Give only the number of lines in the listing below where the string "napětí" occurs.

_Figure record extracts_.
::::::
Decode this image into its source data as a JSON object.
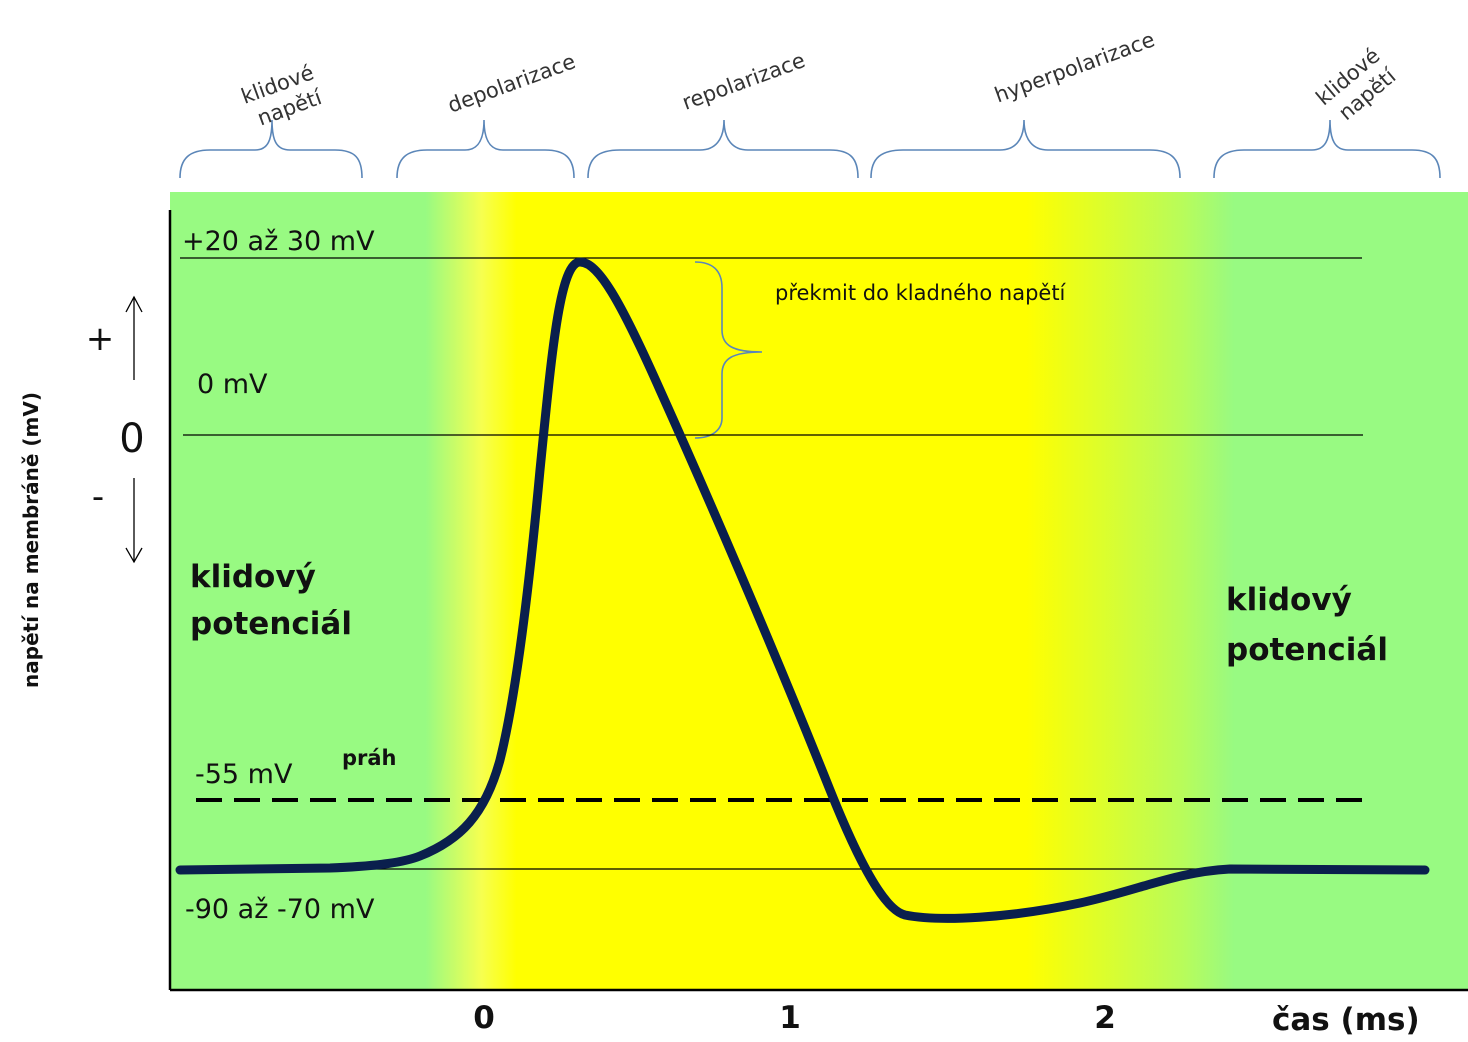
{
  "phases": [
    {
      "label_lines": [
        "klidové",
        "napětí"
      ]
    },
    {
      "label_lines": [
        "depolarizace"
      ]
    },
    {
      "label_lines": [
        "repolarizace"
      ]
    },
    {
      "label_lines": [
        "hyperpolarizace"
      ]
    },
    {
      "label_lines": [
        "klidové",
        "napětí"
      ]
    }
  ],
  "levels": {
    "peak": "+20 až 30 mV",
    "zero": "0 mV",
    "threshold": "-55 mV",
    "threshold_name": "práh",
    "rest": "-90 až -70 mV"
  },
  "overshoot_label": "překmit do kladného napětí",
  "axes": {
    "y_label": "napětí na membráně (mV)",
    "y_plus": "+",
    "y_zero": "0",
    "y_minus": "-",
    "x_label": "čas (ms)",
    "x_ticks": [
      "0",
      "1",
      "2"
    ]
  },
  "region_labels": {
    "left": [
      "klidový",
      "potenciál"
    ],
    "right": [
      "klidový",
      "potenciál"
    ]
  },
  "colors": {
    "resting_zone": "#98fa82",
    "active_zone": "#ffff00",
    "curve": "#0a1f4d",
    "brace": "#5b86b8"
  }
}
::::::
_Answer below_.
4